» **Exercise objective**:
Set down the material once more, exactly as it appears.

Records from a data collection:
● ● ●

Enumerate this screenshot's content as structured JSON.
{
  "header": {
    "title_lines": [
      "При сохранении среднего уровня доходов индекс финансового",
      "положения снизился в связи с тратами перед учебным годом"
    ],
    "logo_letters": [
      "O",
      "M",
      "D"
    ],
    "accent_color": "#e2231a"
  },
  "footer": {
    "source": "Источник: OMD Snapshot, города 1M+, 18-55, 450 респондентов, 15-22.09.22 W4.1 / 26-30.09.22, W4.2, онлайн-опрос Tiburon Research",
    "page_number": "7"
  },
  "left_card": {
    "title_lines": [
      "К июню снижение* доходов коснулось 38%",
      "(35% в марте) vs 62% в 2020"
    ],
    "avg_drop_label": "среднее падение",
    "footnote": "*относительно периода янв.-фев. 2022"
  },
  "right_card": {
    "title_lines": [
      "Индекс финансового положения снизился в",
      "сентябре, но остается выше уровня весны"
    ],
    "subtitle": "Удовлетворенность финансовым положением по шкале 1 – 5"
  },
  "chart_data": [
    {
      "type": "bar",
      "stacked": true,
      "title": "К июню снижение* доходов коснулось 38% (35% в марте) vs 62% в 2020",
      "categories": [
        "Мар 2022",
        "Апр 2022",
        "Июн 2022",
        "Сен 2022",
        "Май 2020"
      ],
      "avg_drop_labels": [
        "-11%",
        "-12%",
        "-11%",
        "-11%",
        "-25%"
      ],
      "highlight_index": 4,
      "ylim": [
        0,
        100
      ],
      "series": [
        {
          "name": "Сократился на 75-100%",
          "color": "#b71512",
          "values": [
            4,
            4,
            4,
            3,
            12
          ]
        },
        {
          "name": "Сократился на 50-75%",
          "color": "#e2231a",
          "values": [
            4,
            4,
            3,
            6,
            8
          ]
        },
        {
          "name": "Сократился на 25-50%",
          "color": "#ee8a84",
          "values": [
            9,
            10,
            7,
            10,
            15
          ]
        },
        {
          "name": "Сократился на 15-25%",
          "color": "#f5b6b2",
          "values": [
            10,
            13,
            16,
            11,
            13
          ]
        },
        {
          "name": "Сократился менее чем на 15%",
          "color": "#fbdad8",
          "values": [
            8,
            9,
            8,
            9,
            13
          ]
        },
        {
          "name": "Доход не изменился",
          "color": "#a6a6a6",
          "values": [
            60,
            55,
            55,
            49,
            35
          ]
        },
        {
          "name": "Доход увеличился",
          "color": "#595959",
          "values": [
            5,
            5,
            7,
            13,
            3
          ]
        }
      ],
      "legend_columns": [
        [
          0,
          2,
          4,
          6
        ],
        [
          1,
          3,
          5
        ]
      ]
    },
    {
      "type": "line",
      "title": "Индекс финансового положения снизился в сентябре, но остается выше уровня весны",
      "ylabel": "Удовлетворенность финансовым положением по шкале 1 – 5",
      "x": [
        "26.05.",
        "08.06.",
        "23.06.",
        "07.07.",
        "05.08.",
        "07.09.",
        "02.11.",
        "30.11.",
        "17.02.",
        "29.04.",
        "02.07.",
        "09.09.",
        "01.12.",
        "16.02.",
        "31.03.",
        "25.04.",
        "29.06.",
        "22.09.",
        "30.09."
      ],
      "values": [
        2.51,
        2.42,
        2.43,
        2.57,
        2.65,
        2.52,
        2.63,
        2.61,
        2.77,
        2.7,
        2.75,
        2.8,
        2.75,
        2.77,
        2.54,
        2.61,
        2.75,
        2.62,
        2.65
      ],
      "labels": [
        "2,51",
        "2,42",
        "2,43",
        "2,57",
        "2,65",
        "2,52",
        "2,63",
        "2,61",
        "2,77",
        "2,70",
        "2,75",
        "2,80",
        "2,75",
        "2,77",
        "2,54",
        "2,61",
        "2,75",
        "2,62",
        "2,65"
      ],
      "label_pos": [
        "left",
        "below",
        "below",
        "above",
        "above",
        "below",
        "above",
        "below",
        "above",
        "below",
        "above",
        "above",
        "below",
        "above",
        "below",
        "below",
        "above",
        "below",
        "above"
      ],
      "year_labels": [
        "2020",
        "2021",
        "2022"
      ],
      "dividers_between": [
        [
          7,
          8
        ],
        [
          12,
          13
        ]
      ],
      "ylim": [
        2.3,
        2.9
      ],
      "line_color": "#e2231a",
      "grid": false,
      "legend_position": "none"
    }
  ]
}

● ● ●

» **Final result**:
Enumerate this screenshot's content as structured JSON.
{
  "header": {
    "title_lines": [
      "При сохранении среднего уровня доходов индекс финансового",
      "положения снизился в связи с тратами перед учебным годом"
    ],
    "logo_letters": [
      "O",
      "M",
      "D"
    ],
    "accent_color": "#e2231a"
  },
  "footer": {
    "source": "Источник: OMD Snapshot, города 1M+, 18-55, 450 респондентов, 15-22.09.22 W4.1 / 26-30.09.22, W4.2, онлайн-опрос Tiburon Research",
    "page_number": "7"
  },
  "left_card": {
    "title_lines": [
      "К июню снижение* доходов коснулось 38%",
      "(35% в марте) vs 62% в 2020"
    ],
    "avg_drop_label": "среднее падение",
    "footnote": "*относительно периода янв.-фев. 2022"
  },
  "right_card": {
    "title_lines": [
      "Индекс финансового положения снизился в",
      "сентябре, но остается выше уровня весны"
    ],
    "subtitle": "Удовлетворенность финансовым положением по шкале 1 – 5"
  },
  "chart_data": [
    {
      "type": "bar",
      "stacked": true,
      "title": "К июню снижение* доходов коснулось 38% (35% в марте) vs 62% в 2020",
      "categories": [
        "Мар 2022",
        "Апр 2022",
        "Июн 2022",
        "Сен 2022",
        "Май 2020"
      ],
      "avg_drop_labels": [
        "-11%",
        "-12%",
        "-11%",
        "-11%",
        "-25%"
      ],
      "highlight_index": 4,
      "ylim": [
        0,
        100
      ],
      "series": [
        {
          "name": "Сократился на 75-100%",
          "color": "#b71512",
          "values": [
            4,
            4,
            4,
            3,
            12
          ]
        },
        {
          "name": "Сократился на 50-75%",
          "color": "#e2231a",
          "values": [
            4,
            4,
            3,
            6,
            8
          ]
        },
        {
          "name": "Сократился на 25-50%",
          "color": "#ee8a84",
          "values": [
            9,
            10,
            7,
            10,
            15
          ]
        },
        {
          "name": "Сократился на 15-25%",
          "color": "#f5b6b2",
          "values": [
            10,
            13,
            16,
            11,
            13
          ]
        },
        {
          "name": "Сократился менее чем на 15%",
          "color": "#fbdad8",
          "values": [
            8,
            9,
            8,
            9,
            13
          ]
        },
        {
          "name": "Доход не изменился",
          "color": "#a6a6a6",
          "values": [
            60,
            55,
            55,
            49,
            35
          ]
        },
        {
          "name": "Доход увеличился",
          "color": "#595959",
          "values": [
            5,
            5,
            7,
            13,
            3
          ]
        }
      ],
      "legend_columns": [
        [
          0,
          2,
          4,
          6
        ],
        [
          1,
          3,
          5
        ]
      ]
    },
    {
      "type": "line",
      "title": "Индекс финансового положения снизился в сентябре, но остается выше уровня весны",
      "ylabel": "Удовлетворенность финансовым положением по шкале 1 – 5",
      "x": [
        "26.05.",
        "08.06.",
        "23.06.",
        "07.07.",
        "05.08.",
        "07.09.",
        "02.11.",
        "30.11.",
        "17.02.",
        "29.04.",
        "02.07.",
        "09.09.",
        "01.12.",
        "16.02.",
        "31.03.",
        "25.04.",
        "29.06.",
        "22.09.",
        "30.09."
      ],
      "values": [
        2.51,
        2.42,
        2.43,
        2.57,
        2.65,
        2.52,
        2.63,
        2.61,
        2.77,
        2.7,
        2.75,
        2.8,
        2.75,
        2.77,
        2.54,
        2.61,
        2.75,
        2.62,
        2.65
      ],
      "labels": [
        "2,51",
        "2,42",
        "2,43",
        "2,57",
        "2,65",
        "2,52",
        "2,63",
        "2,61",
        "2,77",
        "2,70",
        "2,75",
        "2,80",
        "2,75",
        "2,77",
        "2,54",
        "2,61",
        "2,75",
        "2,62",
        "2,65"
      ],
      "label_pos": [
        "left",
        "below",
        "below",
        "above",
        "above",
        "below",
        "above",
        "below",
        "above",
        "below",
        "above",
        "above",
        "below",
        "above",
        "below",
        "below",
        "above",
        "below",
        "above"
      ],
      "year_labels": [
        "2020",
        "2021",
        "2022"
      ],
      "dividers_between": [
        [
          7,
          8
        ],
        [
          12,
          13
        ]
      ],
      "ylim": [
        2.3,
        2.9
      ],
      "line_color": "#e2231a",
      "grid": false,
      "legend_position": "none"
    }
  ]
}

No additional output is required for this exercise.